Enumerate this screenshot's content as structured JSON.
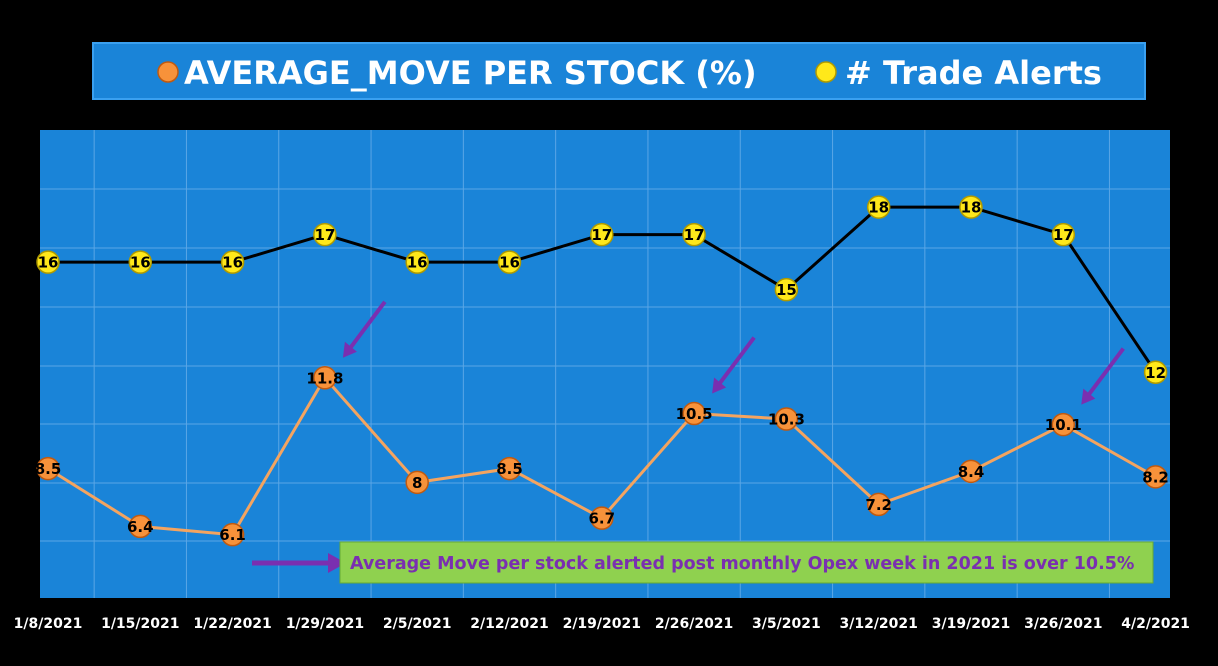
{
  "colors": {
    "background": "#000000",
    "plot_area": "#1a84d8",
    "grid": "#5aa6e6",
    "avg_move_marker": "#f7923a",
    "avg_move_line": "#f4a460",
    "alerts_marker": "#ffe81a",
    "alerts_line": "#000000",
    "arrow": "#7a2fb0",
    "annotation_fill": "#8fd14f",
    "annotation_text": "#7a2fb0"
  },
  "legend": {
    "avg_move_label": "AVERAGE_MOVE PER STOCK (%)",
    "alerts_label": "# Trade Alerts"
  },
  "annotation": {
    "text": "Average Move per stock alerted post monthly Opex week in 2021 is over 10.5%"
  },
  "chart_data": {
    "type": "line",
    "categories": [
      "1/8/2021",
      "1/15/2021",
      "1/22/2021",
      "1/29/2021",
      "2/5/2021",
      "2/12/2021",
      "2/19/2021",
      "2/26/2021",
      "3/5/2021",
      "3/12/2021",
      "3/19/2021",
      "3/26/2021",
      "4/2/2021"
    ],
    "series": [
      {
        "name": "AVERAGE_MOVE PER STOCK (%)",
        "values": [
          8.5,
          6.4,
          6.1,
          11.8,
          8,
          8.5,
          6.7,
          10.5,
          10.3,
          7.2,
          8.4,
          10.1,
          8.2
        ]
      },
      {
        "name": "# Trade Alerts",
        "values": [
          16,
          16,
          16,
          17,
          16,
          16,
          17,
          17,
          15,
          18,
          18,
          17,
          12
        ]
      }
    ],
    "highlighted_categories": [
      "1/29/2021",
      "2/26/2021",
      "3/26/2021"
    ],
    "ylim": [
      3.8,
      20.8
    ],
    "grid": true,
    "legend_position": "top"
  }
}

---

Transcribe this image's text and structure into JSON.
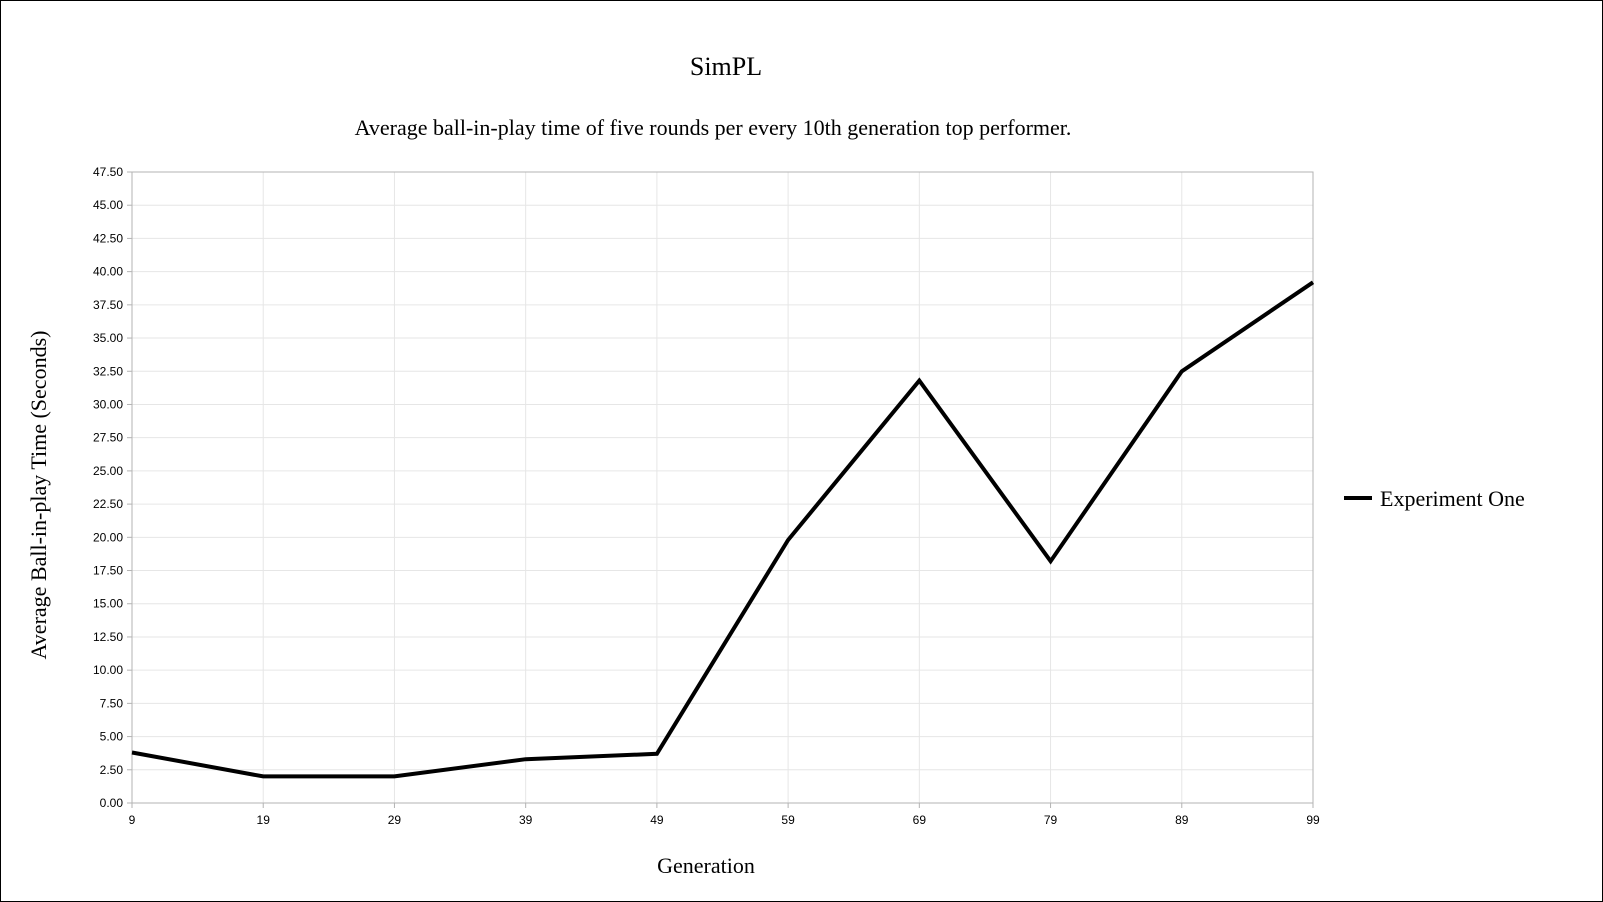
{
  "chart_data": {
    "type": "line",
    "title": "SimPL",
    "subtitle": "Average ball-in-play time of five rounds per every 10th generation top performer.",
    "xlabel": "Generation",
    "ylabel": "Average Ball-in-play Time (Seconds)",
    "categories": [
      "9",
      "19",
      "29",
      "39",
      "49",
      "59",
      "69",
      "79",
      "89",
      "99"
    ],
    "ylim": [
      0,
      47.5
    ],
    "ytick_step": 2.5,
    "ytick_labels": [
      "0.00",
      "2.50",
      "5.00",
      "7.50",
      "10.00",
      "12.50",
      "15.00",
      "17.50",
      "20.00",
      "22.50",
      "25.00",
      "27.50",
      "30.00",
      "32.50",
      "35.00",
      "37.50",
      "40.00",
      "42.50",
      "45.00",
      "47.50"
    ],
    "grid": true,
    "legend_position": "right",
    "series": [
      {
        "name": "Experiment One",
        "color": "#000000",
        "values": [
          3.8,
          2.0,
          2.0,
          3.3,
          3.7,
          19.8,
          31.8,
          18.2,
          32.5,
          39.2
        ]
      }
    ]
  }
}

Task to carry out: Copy out each line of the listing that holds "JSON".

Solution to this task:
Enumerate this screenshot's content as structured JSON.
Transcribe this image's text and structure into JSON.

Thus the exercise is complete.